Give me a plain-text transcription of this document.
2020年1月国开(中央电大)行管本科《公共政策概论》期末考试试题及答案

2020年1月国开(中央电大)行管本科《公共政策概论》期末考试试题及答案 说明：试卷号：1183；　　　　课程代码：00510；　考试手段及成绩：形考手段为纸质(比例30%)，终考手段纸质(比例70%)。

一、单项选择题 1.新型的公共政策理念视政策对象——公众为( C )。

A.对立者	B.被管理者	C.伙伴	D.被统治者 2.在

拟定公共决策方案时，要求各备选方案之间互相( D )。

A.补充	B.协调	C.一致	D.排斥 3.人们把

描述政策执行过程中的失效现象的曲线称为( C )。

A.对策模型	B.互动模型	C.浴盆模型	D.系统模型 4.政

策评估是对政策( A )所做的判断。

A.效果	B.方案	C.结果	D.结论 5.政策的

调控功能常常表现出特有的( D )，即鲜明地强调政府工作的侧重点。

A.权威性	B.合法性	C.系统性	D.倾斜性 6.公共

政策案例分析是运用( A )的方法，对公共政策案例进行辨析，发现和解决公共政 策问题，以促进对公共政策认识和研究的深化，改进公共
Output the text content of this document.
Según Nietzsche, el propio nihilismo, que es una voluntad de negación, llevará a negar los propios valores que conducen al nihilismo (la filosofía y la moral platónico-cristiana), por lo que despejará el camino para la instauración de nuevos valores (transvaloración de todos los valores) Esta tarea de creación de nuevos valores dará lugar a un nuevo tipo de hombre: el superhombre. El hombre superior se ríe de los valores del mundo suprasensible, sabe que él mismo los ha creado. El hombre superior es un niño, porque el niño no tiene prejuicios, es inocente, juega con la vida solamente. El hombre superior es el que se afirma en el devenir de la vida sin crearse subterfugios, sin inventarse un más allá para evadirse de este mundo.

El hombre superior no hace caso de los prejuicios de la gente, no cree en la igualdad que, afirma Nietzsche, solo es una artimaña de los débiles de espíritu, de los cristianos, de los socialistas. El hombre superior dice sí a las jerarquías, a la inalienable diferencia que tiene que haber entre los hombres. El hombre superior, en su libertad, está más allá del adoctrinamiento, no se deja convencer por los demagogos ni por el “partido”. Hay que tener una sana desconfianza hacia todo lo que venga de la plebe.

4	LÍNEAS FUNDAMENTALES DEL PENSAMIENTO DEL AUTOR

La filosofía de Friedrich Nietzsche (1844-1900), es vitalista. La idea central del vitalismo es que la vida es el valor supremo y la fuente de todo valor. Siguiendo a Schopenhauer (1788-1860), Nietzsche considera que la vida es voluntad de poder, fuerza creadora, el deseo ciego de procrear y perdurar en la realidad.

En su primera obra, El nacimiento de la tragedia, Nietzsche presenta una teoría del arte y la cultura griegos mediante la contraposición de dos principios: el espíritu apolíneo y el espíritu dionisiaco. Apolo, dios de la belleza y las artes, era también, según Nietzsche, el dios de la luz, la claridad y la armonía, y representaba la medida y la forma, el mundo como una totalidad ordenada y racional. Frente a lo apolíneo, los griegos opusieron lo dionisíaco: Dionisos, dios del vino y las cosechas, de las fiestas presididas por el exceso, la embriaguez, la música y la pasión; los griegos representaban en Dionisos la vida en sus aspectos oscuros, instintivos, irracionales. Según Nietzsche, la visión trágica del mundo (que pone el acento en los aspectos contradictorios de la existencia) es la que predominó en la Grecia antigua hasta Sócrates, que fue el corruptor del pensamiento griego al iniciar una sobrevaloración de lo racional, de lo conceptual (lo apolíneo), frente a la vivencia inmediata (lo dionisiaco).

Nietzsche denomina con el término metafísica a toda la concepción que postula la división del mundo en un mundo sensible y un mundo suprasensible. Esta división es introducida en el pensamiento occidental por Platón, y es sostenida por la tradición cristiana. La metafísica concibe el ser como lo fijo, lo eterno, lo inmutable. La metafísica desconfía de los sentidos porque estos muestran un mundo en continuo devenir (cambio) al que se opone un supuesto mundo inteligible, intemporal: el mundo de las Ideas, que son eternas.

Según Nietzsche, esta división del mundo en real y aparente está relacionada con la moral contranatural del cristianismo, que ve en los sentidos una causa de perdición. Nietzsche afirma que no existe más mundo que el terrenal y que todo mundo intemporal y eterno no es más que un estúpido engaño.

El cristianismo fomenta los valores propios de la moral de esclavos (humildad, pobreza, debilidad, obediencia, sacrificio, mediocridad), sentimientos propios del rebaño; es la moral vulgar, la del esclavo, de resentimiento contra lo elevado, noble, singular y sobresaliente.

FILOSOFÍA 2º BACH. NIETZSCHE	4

● REQUIRED WORK: Write down every line of the data above that includes the string "公共政策概论".

● EXERCISE RESULT:
2020年1月国开(中央电大)行管本科《公共政策概论》期末考试试题及答案
2020年1月国开(中央电大)行管本科《公共政策概论》期末考试试题及答案 说明：试卷号：1183；　　　　课程代码：00510；　考试手段及成绩：形考手段为纸质(比例30%)，终考手段纸质(比例70%)。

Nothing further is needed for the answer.